== Exercise ==
Copy the material below, swapping each "avatar" for "profile-image" and leaving everything else unchanged.

== Record extracts ==

== == ==

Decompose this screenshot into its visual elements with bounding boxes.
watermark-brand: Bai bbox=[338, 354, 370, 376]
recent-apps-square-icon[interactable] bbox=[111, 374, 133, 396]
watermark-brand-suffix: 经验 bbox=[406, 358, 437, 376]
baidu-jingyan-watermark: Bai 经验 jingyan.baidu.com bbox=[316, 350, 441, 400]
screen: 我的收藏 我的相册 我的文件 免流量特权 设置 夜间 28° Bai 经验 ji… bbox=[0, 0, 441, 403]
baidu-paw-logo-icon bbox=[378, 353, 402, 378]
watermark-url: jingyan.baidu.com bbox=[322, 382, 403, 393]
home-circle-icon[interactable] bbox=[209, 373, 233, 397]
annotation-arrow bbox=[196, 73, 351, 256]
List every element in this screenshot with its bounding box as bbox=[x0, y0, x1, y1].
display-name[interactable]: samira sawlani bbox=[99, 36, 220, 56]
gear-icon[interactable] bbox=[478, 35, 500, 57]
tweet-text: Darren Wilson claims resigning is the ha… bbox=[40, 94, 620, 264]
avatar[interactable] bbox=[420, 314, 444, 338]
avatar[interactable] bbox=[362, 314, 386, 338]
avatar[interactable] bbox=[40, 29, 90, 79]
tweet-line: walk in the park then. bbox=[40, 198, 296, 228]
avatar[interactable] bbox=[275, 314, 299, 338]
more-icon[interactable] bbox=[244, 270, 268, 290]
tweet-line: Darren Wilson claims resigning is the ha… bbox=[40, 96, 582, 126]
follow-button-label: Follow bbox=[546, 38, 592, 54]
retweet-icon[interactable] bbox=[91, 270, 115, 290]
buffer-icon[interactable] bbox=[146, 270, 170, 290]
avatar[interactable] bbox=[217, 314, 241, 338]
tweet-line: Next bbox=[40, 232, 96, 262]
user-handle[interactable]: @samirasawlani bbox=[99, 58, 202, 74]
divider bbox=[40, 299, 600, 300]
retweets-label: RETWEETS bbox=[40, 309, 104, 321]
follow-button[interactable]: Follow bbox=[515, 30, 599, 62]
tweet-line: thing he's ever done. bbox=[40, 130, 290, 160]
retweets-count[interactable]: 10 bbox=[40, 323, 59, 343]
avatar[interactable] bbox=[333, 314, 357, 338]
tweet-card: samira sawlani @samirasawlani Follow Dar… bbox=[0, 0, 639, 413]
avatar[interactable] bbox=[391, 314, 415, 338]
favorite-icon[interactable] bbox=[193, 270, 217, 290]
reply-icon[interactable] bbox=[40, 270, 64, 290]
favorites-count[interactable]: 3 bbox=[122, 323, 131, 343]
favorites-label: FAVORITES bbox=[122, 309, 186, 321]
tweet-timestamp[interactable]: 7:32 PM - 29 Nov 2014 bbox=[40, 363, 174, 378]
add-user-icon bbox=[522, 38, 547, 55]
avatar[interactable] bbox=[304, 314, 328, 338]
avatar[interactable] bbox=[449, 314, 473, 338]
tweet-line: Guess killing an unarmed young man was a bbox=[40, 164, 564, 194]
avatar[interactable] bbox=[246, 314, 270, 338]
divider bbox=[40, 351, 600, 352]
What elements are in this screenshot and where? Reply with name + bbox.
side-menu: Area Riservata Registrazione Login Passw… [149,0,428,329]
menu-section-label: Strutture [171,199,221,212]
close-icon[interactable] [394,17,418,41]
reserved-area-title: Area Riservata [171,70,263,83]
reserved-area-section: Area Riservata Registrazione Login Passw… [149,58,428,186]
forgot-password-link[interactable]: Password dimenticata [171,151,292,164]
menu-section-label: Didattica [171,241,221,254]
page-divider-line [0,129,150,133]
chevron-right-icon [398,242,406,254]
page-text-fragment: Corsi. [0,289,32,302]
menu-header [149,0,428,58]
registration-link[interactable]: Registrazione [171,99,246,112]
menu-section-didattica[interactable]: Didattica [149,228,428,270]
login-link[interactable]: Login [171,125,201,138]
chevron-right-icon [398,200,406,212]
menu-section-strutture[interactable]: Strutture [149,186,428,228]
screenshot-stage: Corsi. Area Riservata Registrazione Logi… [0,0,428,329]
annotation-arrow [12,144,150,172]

== == ==

== Final result ==
Decompose this screenshot into its visual elements with bounding boxes.
watermark-brand: Bai bbox=[338, 354, 370, 376]
recent-apps-square-icon[interactable] bbox=[111, 374, 133, 396]
watermark-brand-suffix: 经验 bbox=[406, 358, 437, 376]
baidu-jingyan-watermark: Bai 经验 jingyan.baidu.com bbox=[316, 350, 441, 400]
screen: 我的收藏 我的相册 我的文件 免流量特权 设置 夜间 28° Bai 经验 ji… bbox=[0, 0, 441, 403]
baidu-paw-logo-icon bbox=[378, 353, 402, 378]
watermark-url: jingyan.baidu.com bbox=[322, 382, 403, 393]
home-circle-icon[interactable] bbox=[209, 373, 233, 397]
annotation-arrow bbox=[196, 73, 351, 256]
List every element in this screenshot with its bounding box as bbox=[x0, y0, x1, y1].
display-name[interactable]: samira sawlani bbox=[99, 36, 220, 56]
gear-icon[interactable] bbox=[478, 35, 500, 57]
tweet-text: Darren Wilson claims resigning is the ha… bbox=[40, 94, 620, 264]
profile-image[interactable] bbox=[420, 314, 444, 338]
profile-image[interactable] bbox=[362, 314, 386, 338]
profile-image[interactable] bbox=[40, 29, 90, 79]
tweet-line: walk in the park then. bbox=[40, 198, 296, 228]
profile-image[interactable] bbox=[275, 314, 299, 338]
more-icon[interactable] bbox=[244, 270, 268, 290]
tweet-line: Darren Wilson claims resigning is the ha… bbox=[40, 96, 582, 126]
follow-button-label: Follow bbox=[546, 38, 592, 54]
retweet-icon[interactable] bbox=[91, 270, 115, 290]
buffer-icon[interactable] bbox=[146, 270, 170, 290]
profile-image[interactable] bbox=[217, 314, 241, 338]
tweet-line: Next bbox=[40, 232, 96, 262]
user-handle[interactable]: @samirasawlani bbox=[99, 58, 202, 74]
divider bbox=[40, 299, 600, 300]
retweets-label: RETWEETS bbox=[40, 309, 104, 321]
follow-button[interactable]: Follow bbox=[515, 30, 599, 62]
tweet-line: thing he's ever done. bbox=[40, 130, 290, 160]
retweets-count[interactable]: 10 bbox=[40, 323, 59, 343]
profile-image[interactable] bbox=[333, 314, 357, 338]
tweet-card: samira sawlani @samirasawlani Follow Dar… bbox=[0, 0, 639, 413]
profile-image[interactable] bbox=[391, 314, 415, 338]
favorite-icon[interactable] bbox=[193, 270, 217, 290]
reply-icon[interactable] bbox=[40, 270, 64, 290]
favorites-count[interactable]: 3 bbox=[122, 323, 131, 343]
favorites-label: FAVORITES bbox=[122, 309, 186, 321]
tweet-timestamp[interactable]: 7:32 PM - 29 Nov 2014 bbox=[40, 363, 174, 378]
add-user-icon bbox=[522, 38, 547, 55]
profile-image[interactable] bbox=[304, 314, 328, 338]
profile-image[interactable] bbox=[449, 314, 473, 338]
tweet-line: Guess killing an unarmed young man was a bbox=[40, 164, 564, 194]
profile-image[interactable] bbox=[246, 314, 270, 338]
divider bbox=[40, 351, 600, 352]
What elements are in this screenshot and where? Reply with name + bbox.
side-menu: Area Riservata Registrazione Login Passw… [149,0,428,329]
menu-section-label: Strutture [171,199,221,212]
close-icon[interactable] [394,17,418,41]
reserved-area-title: Area Riservata [171,70,263,83]
reserved-area-section: Area Riservata Registrazione Login Passw… [149,58,428,186]
forgot-password-link[interactable]: Password dimenticata [171,151,292,164]
menu-section-label: Didattica [171,241,221,254]
page-divider-line [0,129,150,133]
chevron-right-icon [398,242,406,254]
page-text-fragment: Corsi. [0,289,32,302]
menu-header [149,0,428,58]
registration-link[interactable]: Registrazione [171,99,246,112]
menu-section-didattica[interactable]: Didattica [149,228,428,270]
login-link[interactable]: Login [171,125,201,138]
chevron-right-icon [398,200,406,212]
menu-section-strutture[interactable]: Strutture [149,186,428,228]
screenshot-stage: Corsi. Area Riservata Registrazione Logi… [0,0,428,329]
annotation-arrow [12,144,150,172]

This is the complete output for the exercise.